%%
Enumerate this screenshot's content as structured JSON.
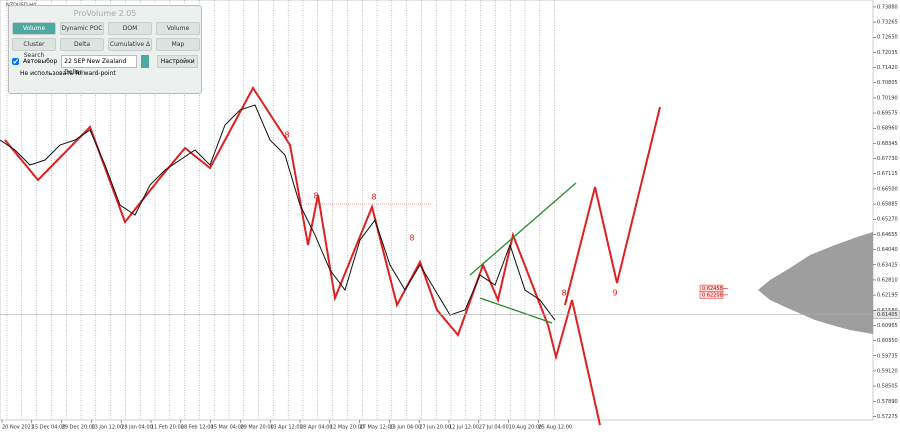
{
  "window_title": "NZDUSD,H4",
  "panel": {
    "title": "ProVolume 2.05",
    "buttons": [
      "Volume Profile",
      "Dynamic POC",
      "DOM",
      "Volume",
      "Cluster Search",
      "Delta",
      "Cumulative Δ",
      "Map"
    ],
    "auto_label": "Автовыбор",
    "symbol": "22 SEP New Zealand Dollar",
    "settings": "Настройки",
    "note": "Не использовать forward-point"
  },
  "chart_data": {
    "type": "line",
    "x_labels": [
      "20 Nov 2021",
      "15 Dec 04:00",
      "29 Dec 20:00",
      "13 Jan 12:00",
      "28 Jan 04:00",
      "11 Feb 20:00",
      "28 Feb 12:00",
      "15 Mar 04:00",
      "29 Mar 20:00",
      "13 Apr 12:00",
      "28 Apr 04:00",
      "12 May 20:00",
      "27 May 12:00",
      "13 Jun 04:00",
      "27 Jun 20:00",
      "12 Jul 12:00",
      "27 Jul 04:00",
      "10 Aug 20:00",
      "25 Aug 12:00"
    ],
    "price": [
      0.68483,
      0.68077,
      0.67469,
      0.67672,
      0.6828,
      0.68483,
      0.68888,
      0.67469,
      0.65847,
      0.65441,
      0.66658,
      0.67266,
      0.67672,
      0.68077,
      0.67469,
      0.69091,
      0.69699,
      0.69902,
      0.68483,
      0.67874,
      0.65847,
      0.6463,
      0.63211,
      0.624,
      0.64428,
      0.65239,
      0.63414,
      0.624,
      0.63414,
      0.624,
      0.61386,
      0.61589,
      0.63008,
      0.62603,
      0.64225,
      0.624,
      0.61995,
      0.61184
    ],
    "ylim": [
      0.5713,
      0.7416
    ],
    "yticks": [
      {
        "value": 0.7388,
        "label": "0.73880"
      },
      {
        "value": 0.73265,
        "label": "0.73265"
      },
      {
        "value": 0.7265,
        "label": "0.72650"
      },
      {
        "value": 0.72035,
        "label": "0.72035"
      },
      {
        "value": 0.7142,
        "label": "0.71420"
      },
      {
        "value": 0.70805,
        "label": "0.70805"
      },
      {
        "value": 0.7019,
        "label": "0.70190"
      },
      {
        "value": 0.69575,
        "label": "0.69575"
      },
      {
        "value": 0.6896,
        "label": "0.68960"
      },
      {
        "value": 0.68345,
        "label": "0.68345"
      },
      {
        "value": 0.6773,
        "label": "0.67730"
      },
      {
        "value": 0.67115,
        "label": "0.67115"
      },
      {
        "value": 0.665,
        "label": "0.66500"
      },
      {
        "value": 0.65885,
        "label": "0.65885"
      },
      {
        "value": 0.6527,
        "label": "0.65270"
      },
      {
        "value": 0.64655,
        "label": "0.64655"
      },
      {
        "value": 0.6404,
        "label": "0.64040"
      },
      {
        "value": 0.63425,
        "label": "0.63425"
      },
      {
        "value": 0.6281,
        "label": "0.62810"
      },
      {
        "value": 0.62195,
        "label": "0.62195"
      },
      {
        "value": 0.6158,
        "label": "0.61580"
      },
      {
        "value": 0.60965,
        "label": "0.60965"
      },
      {
        "value": 0.6035,
        "label": "0.60350"
      },
      {
        "value": 0.59735,
        "label": "0.59735"
      },
      {
        "value": 0.5912,
        "label": "0.59120"
      },
      {
        "value": 0.58505,
        "label": "0.58505"
      },
      {
        "value": 0.5789,
        "label": "0.57890"
      },
      {
        "value": 0.57275,
        "label": "0.57275"
      }
    ],
    "current_price": {
      "value": 0.61405,
      "label": "0.61405"
    },
    "levels": [
      {
        "value": 0.62458,
        "label": "0.62458"
      },
      {
        "value": 0.62208,
        "label": "0.62208"
      }
    ],
    "wave_labels": [
      "8",
      "8",
      "8",
      "8",
      "8",
      "9"
    ]
  }
}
%%
Give the data again exactly as written, with all pictures left out.

Enumerate this screenshot's content as structured JSON.
{
  "window_title": "NZDUSD,H4",
  "panel": {
    "title": "ProVolume 2.05",
    "buttons": [
      "Volume Profile",
      "Dynamic POC",
      "DOM",
      "Volume",
      "Cluster Search",
      "Delta",
      "Cumulative Δ",
      "Map"
    ],
    "auto_label": "Автовыбор",
    "symbol": "22 SEP New Zealand Dollar",
    "settings": "Настройки",
    "note": "Не использовать forward-point"
  },
  "chart_data": {
    "type": "line",
    "x_labels": [
      "20 Nov 2021",
      "15 Dec 04:00",
      "29 Dec 20:00",
      "13 Jan 12:00",
      "28 Jan 04:00",
      "11 Feb 20:00",
      "28 Feb 12:00",
      "15 Mar 04:00",
      "29 Mar 20:00",
      "13 Apr 12:00",
      "28 Apr 04:00",
      "12 May 20:00",
      "27 May 12:00",
      "13 Jun 04:00",
      "27 Jun 20:00",
      "12 Jul 12:00",
      "27 Jul 04:00",
      "10 Aug 20:00",
      "25 Aug 12:00"
    ],
    "price": [
      0.68483,
      0.68077,
      0.67469,
      0.67672,
      0.6828,
      0.68483,
      0.68888,
      0.67469,
      0.65847,
      0.65441,
      0.66658,
      0.67266,
      0.67672,
      0.68077,
      0.67469,
      0.69091,
      0.69699,
      0.69902,
      0.68483,
      0.67874,
      0.65847,
      0.6463,
      0.63211,
      0.624,
      0.64428,
      0.65239,
      0.63414,
      0.624,
      0.63414,
      0.624,
      0.61386,
      0.61589,
      0.63008,
      0.62603,
      0.64225,
      0.624,
      0.61995,
      0.61184
    ],
    "ylim": [
      0.5713,
      0.7416
    ],
    "yticks": [
      {
        "value": 0.7388,
        "label": "0.73880"
      },
      {
        "value": 0.73265,
        "label": "0.73265"
      },
      {
        "value": 0.7265,
        "label": "0.72650"
      },
      {
        "value": 0.72035,
        "label": "0.72035"
      },
      {
        "value": 0.7142,
        "label": "0.71420"
      },
      {
        "value": 0.70805,
        "label": "0.70805"
      },
      {
        "value": 0.7019,
        "label": "0.70190"
      },
      {
        "value": 0.69575,
        "label": "0.69575"
      },
      {
        "value": 0.6896,
        "label": "0.68960"
      },
      {
        "value": 0.68345,
        "label": "0.68345"
      },
      {
        "value": 0.6773,
        "label": "0.67730"
      },
      {
        "value": 0.67115,
        "label": "0.67115"
      },
      {
        "value": 0.665,
        "label": "0.66500"
      },
      {
        "value": 0.65885,
        "label": "0.65885"
      },
      {
        "value": 0.6527,
        "label": "0.65270"
      },
      {
        "value": 0.64655,
        "label": "0.64655"
      },
      {
        "value": 0.6404,
        "label": "0.64040"
      },
      {
        "value": 0.63425,
        "label": "0.63425"
      },
      {
        "value": 0.6281,
        "label": "0.62810"
      },
      {
        "value": 0.62195,
        "label": "0.62195"
      },
      {
        "value": 0.6158,
        "label": "0.61580"
      },
      {
        "value": 0.60965,
        "label": "0.60965"
      },
      {
        "value": 0.6035,
        "label": "0.60350"
      },
      {
        "value": 0.59735,
        "label": "0.59735"
      },
      {
        "value": 0.5912,
        "label": "0.59120"
      },
      {
        "value": 0.58505,
        "label": "0.58505"
      },
      {
        "value": 0.5789,
        "label": "0.57890"
      },
      {
        "value": 0.57275,
        "label": "0.57275"
      }
    ],
    "current_price": {
      "value": 0.61405,
      "label": "0.61405"
    },
    "levels": [
      {
        "value": 0.62458,
        "label": "0.62458"
      },
      {
        "value": 0.62208,
        "label": "0.62208"
      }
    ],
    "wave_labels": [
      "8",
      "8",
      "8",
      "8",
      "8",
      "9"
    ]
  }
}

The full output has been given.